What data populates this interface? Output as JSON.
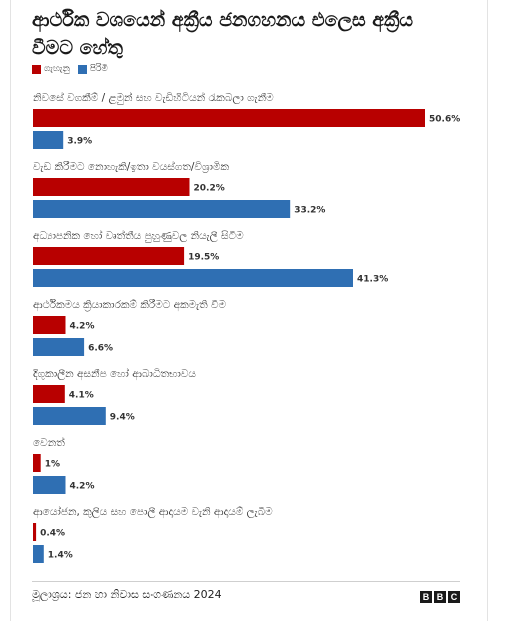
{
  "title": "ආර්ථික වශයෙන් අක්‍රීය ජනගහනය එලෙස අක්‍රීය වීමට හේතු",
  "legend": {
    "female_label": "ගැහැනු",
    "male_label": "පිරිමි"
  },
  "colors": {
    "female": "#b80000",
    "male": "#2f6fb3"
  },
  "source": "මූලාශ්‍රය: ජන හා නිවාස සංගණනය 2024",
  "logo": [
    "B",
    "B",
    "C"
  ],
  "chart_data": {
    "type": "bar",
    "orientation": "horizontal",
    "categories": [
      "නිවසේ වගකීම් / ළමුන් සහ වැඩිහිටියන් රැකබලා ගැනීම",
      "වැඩ කිරීමට නොහැකි/ඉතා වයස්ගත/විශ්‍රාමික",
      "අධ්‍යාපනික හෝ වෘත්තීය පුහුණුවල නියැලී සිටීම",
      "ආර්ථිකමය ක්‍රියාකාරකම් කිරීමට අකමැති වීම",
      "දිගුකාලීන අසනීප හෝ ආබාධිතභාවය",
      "වෙනත්",
      "ආයෝජන, කුලිය සහ පොලී ආදායම වැනි ආදායම් ලැබීම"
    ],
    "series": [
      {
        "name": "ගැහැනු",
        "values": [
          50.6,
          20.2,
          19.5,
          4.2,
          4.1,
          1,
          0.4
        ],
        "labels": [
          "50.6%",
          "20.2%",
          "19.5%",
          "4.2%",
          "4.1%",
          "1%",
          "0.4%"
        ]
      },
      {
        "name": "පිරිමි",
        "values": [
          3.9,
          33.2,
          41.3,
          6.6,
          9.4,
          4.2,
          1.4
        ],
        "labels": [
          "3.9%",
          "33.2%",
          "41.3%",
          "6.6%",
          "9.4%",
          "4.2%",
          "1.4%"
        ]
      }
    ],
    "unit": "%",
    "xlim": [
      0,
      50.6
    ],
    "grid": false,
    "legend_position": "top-left"
  }
}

### [Written task]
Repeat the data exactly in full, omitting its pictures.

### [Solution below]
What data populates this interface? Output as JSON.
{
  "title": "ආර්ථික වශයෙන් අක්‍රීය ජනගහනය එලෙස අක්‍රීය වීමට හේතු",
  "legend": {
    "female_label": "ගැහැනු",
    "male_label": "පිරිමි"
  },
  "colors": {
    "female": "#b80000",
    "male": "#2f6fb3"
  },
  "source": "මූලාශ්‍රය: ජන හා නිවාස සංගණනය 2024",
  "logo": [
    "B",
    "B",
    "C"
  ],
  "chart_data": {
    "type": "bar",
    "orientation": "horizontal",
    "categories": [
      "නිවසේ වගකීම් / ළමුන් සහ වැඩිහිටියන් රැකබලා ගැනීම",
      "වැඩ කිරීමට නොහැකි/ඉතා වයස්ගත/විශ්‍රාමික",
      "අධ්‍යාපනික හෝ වෘත්තීය පුහුණුවල නියැලී සිටීම",
      "ආර්ථිකමය ක්‍රියාකාරකම් කිරීමට අකමැති වීම",
      "දිගුකාලීන අසනීප හෝ ආබාධිතභාවය",
      "වෙනත්",
      "ආයෝජන, කුලිය සහ පොලී ආදායම වැනි ආදායම් ලැබීම"
    ],
    "series": [
      {
        "name": "ගැහැනු",
        "values": [
          50.6,
          20.2,
          19.5,
          4.2,
          4.1,
          1,
          0.4
        ],
        "labels": [
          "50.6%",
          "20.2%",
          "19.5%",
          "4.2%",
          "4.1%",
          "1%",
          "0.4%"
        ]
      },
      {
        "name": "පිරිමි",
        "values": [
          3.9,
          33.2,
          41.3,
          6.6,
          9.4,
          4.2,
          1.4
        ],
        "labels": [
          "3.9%",
          "33.2%",
          "41.3%",
          "6.6%",
          "9.4%",
          "4.2%",
          "1.4%"
        ]
      }
    ],
    "unit": "%",
    "xlim": [
      0,
      50.6
    ],
    "grid": false,
    "legend_position": "top-left"
  }
}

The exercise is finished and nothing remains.